Written request
Copy all the material that follows, keeping every character the same.

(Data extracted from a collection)
-------
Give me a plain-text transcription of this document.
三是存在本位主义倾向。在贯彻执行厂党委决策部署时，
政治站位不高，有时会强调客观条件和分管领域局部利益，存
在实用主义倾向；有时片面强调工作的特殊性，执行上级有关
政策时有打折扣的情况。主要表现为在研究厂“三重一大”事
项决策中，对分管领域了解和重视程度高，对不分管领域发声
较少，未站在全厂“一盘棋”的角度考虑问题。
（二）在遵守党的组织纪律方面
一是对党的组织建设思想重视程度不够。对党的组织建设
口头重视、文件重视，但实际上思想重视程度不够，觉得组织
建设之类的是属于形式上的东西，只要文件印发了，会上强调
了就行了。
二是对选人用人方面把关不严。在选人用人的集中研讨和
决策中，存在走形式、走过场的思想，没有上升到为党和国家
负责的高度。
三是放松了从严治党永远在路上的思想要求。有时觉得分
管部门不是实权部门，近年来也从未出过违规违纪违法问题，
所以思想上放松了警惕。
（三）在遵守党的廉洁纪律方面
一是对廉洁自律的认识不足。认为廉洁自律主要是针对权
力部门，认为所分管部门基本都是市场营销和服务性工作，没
-------
Task answer
Give me a plain-text transcription of this document.
三是存在本位主义倾向。在贯彻执行厂党委决策部署时，
政治站位不高，有时会强调客观条件和分管领域局部利益，存
在实用主义倾向；有时片面强调工作的特殊性，执行上级有关
政策时有打折扣的情况。主要表现为在研究厂“三重一大”事
项决策中，对分管领域了解和重视程度高，对不分管领域发声
较少，未站在全厂“一盘棋”的角度考虑问题。
（二）在遵守党的组织纪律方面
一是对党的组织建设思想重视程度不够。对党的组织建设
口头重视、文件重视，但实际上思想重视程度不够，觉得组织
建设之类的是属于形式上的东西，只要文件印发了，会上强调
了就行了。
二是对选人用人方面把关不严。在选人用人的集中研讨和
决策中，存在走形式、走过场的思想，没有上升到为党和国家
负责的高度。
三是放松了从严治党永远在路上的思想要求。有时觉得分
管部门不是实权部门，近年来也从未出过违规违纪违法问题，
所以思想上放松了警惕。
（三）在遵守党的廉洁纪律方面
一是对廉洁自律的认识不足。认为廉洁自律主要是针对权
力部门，认为所分管部门基本都是市场营销和服务性工作，没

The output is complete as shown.